* Exercise description
Note each line of the listing that contains the string "Trend", and copy it.

[Source data]
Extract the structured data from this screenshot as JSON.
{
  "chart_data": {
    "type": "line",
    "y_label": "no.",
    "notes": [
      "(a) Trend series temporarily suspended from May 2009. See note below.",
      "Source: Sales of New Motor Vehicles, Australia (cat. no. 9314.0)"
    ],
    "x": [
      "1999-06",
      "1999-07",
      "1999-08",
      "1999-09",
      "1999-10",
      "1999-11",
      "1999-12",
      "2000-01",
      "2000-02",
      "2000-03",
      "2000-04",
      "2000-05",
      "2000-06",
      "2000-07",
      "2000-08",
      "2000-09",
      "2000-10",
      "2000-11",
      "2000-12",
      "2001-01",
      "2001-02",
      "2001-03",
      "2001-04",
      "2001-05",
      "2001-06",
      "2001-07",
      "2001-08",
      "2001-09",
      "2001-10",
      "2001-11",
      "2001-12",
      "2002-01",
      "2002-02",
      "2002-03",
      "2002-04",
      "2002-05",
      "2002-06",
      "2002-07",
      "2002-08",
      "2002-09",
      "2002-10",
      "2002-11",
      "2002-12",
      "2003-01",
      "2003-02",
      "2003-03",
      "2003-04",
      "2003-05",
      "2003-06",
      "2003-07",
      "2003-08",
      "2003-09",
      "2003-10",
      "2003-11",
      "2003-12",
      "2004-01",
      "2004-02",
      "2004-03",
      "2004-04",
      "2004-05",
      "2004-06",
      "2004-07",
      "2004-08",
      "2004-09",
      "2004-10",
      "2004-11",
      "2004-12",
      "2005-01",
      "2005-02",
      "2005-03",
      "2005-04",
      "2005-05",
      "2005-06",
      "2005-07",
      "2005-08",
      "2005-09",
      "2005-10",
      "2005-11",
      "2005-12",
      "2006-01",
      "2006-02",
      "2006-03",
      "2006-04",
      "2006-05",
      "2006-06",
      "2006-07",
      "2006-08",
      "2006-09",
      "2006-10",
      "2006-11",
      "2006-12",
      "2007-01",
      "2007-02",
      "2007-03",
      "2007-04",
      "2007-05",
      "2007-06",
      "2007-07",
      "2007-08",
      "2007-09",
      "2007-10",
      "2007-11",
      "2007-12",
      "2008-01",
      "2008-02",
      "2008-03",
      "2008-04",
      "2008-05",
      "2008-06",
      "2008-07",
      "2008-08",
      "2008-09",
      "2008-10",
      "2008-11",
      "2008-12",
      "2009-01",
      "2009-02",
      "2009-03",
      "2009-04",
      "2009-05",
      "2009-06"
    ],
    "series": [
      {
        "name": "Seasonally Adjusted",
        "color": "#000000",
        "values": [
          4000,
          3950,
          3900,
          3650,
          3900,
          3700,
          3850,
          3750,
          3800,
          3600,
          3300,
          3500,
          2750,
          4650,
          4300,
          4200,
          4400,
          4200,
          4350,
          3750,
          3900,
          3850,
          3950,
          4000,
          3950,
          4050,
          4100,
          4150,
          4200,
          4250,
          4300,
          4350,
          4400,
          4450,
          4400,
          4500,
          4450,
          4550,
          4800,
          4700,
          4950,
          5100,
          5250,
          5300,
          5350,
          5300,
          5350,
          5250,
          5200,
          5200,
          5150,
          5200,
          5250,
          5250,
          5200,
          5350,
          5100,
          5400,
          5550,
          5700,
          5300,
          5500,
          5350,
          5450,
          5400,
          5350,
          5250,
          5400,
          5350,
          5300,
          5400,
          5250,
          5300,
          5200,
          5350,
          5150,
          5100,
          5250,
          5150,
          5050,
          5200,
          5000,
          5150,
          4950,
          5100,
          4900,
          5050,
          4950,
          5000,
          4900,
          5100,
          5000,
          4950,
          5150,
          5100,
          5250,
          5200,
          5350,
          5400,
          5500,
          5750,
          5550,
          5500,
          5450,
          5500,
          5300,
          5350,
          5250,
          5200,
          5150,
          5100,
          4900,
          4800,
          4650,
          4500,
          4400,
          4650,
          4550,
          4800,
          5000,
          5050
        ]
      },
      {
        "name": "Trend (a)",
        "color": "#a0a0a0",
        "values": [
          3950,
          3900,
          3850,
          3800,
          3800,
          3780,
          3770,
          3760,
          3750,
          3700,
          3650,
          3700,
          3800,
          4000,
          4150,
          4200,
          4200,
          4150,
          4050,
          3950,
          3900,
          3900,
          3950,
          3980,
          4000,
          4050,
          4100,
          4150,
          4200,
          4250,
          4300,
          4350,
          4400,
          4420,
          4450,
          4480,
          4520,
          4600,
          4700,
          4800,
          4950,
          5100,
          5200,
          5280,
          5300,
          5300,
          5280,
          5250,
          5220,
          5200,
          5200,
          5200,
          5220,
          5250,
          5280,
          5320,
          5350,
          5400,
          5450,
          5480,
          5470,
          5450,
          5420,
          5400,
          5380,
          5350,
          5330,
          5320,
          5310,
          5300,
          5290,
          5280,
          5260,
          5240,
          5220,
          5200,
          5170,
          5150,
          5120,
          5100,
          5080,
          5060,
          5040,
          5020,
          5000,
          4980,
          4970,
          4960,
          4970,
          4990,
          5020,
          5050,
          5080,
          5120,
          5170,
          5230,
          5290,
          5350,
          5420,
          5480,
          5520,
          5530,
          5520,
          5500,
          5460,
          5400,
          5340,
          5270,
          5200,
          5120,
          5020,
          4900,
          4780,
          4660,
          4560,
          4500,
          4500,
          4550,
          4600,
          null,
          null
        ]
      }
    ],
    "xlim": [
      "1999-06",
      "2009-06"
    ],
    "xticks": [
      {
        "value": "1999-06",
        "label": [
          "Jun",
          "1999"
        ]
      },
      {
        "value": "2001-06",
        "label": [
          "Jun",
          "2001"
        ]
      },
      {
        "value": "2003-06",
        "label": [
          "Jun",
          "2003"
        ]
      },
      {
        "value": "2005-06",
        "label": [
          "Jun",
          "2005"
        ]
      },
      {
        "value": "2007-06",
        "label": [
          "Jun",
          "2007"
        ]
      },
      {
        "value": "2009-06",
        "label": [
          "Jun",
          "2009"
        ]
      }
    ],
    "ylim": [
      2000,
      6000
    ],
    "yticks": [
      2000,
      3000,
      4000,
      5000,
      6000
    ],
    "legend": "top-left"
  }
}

* Solution to this task
      "(a) Trend series temporarily suspended from May 2009. See note below.",
        "name": "Trend (a)",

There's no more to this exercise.